-- Your task --
Retype the material in full, keeping every word the same.

-- Given information --
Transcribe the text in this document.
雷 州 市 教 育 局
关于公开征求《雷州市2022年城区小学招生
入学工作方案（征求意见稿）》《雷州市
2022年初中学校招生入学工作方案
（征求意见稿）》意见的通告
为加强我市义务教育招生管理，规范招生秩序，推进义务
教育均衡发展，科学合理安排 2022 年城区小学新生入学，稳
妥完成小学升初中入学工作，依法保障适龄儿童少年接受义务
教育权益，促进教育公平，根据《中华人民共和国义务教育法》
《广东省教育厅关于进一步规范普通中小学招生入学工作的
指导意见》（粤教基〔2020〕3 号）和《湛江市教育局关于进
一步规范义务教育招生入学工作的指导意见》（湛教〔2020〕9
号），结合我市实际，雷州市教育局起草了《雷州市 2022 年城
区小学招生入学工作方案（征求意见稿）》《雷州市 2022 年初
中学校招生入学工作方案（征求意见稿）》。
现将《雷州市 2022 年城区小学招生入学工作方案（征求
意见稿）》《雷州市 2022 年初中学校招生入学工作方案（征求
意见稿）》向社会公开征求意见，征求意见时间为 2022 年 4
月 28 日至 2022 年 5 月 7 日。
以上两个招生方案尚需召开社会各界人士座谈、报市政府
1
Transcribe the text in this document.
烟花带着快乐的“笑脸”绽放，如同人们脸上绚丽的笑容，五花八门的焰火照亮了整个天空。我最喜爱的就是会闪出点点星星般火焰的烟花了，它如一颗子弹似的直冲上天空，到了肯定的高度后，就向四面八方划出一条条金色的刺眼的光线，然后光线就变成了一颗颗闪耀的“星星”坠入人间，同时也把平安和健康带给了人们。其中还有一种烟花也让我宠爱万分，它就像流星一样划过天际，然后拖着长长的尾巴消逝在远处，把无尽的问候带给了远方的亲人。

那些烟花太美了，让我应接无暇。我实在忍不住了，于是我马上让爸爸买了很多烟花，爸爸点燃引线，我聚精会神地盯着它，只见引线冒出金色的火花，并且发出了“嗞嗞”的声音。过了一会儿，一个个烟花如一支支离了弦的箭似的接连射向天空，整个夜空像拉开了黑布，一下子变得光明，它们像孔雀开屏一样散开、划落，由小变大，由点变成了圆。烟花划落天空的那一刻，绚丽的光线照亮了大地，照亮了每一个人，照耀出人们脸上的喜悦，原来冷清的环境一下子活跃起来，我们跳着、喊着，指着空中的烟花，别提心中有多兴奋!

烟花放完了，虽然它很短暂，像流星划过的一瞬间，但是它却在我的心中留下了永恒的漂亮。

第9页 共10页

-- Result --
Transcribe the text in this document.
雷 州 市 教 育 局
关于公开征求《雷州市2022年城区小学招生
入学工作方案（征求意见稿）》《雷州市
2022年初中学校招生入学工作方案
（征求意见稿）》意见的通告
为加强我市义务教育招生管理，规范招生秩序，推进义务
教育均衡发展，科学合理安排 2022 年城区小学新生入学，稳
妥完成小学升初中入学工作，依法保障适龄儿童少年接受义务
教育权益，促进教育公平，根据《中华人民共和国义务教育法》
《广东省教育厅关于进一步规范普通中小学招生入学工作的
指导意见》（粤教基〔2020〕3 号）和《湛江市教育局关于进
一步规范义务教育招生入学工作的指导意见》（湛教〔2020〕9
号），结合我市实际，雷州市教育局起草了《雷州市 2022 年城
区小学招生入学工作方案（征求意见稿）》《雷州市 2022 年初
中学校招生入学工作方案（征求意见稿）》。
现将《雷州市 2022 年城区小学招生入学工作方案（征求
意见稿）》《雷州市 2022 年初中学校招生入学工作方案（征求
意见稿）》向社会公开征求意见，征求意见时间为 2022 年 4
月 28 日至 2022 年 5 月 7 日。
以上两个招生方案尚需召开社会各界人士座谈、报市政府
1
Transcribe the text in this document.
烟花带着快乐的“笑脸”绽放，如同人们脸上绚丽的笑容，五花八门的焰火照亮了整个天空。我最喜爱的就是会闪出点点星星般火焰的烟花了，它如一颗子弹似的直冲上天空，到了肯定的高度后，就向四面八方划出一条条金色的刺眼的光线，然后光线就变成了一颗颗闪耀的“星星”坠入人间，同时也把平安和健康带给了人们。其中还有一种烟花也让我宠爱万分，它就像流星一样划过天际，然后拖着长长的尾巴消逝在远处，把无尽的问候带给了远方的亲人。

那些烟花太美了，让我应接无暇。我实在忍不住了，于是我马上让爸爸买了很多烟花，爸爸点燃引线，我聚精会神地盯着它，只见引线冒出金色的火花，并且发出了“嗞嗞”的声音。过了一会儿，一个个烟花如一支支离了弦的箭似的接连射向天空，整个夜空像拉开了黑布，一下子变得光明，它们像孔雀开屏一样散开、划落，由小变大，由点变成了圆。烟花划落天空的那一刻，绚丽的光线照亮了大地，照亮了每一个人，照耀出人们脸上的喜悦，原来冷清的环境一下子活跃起来，我们跳着、喊着，指着空中的烟花，别提心中有多兴奋!

烟花放完了，虽然它很短暂，像流星划过的一瞬间，但是它却在我的心中留下了永恒的漂亮。

第9页 共10页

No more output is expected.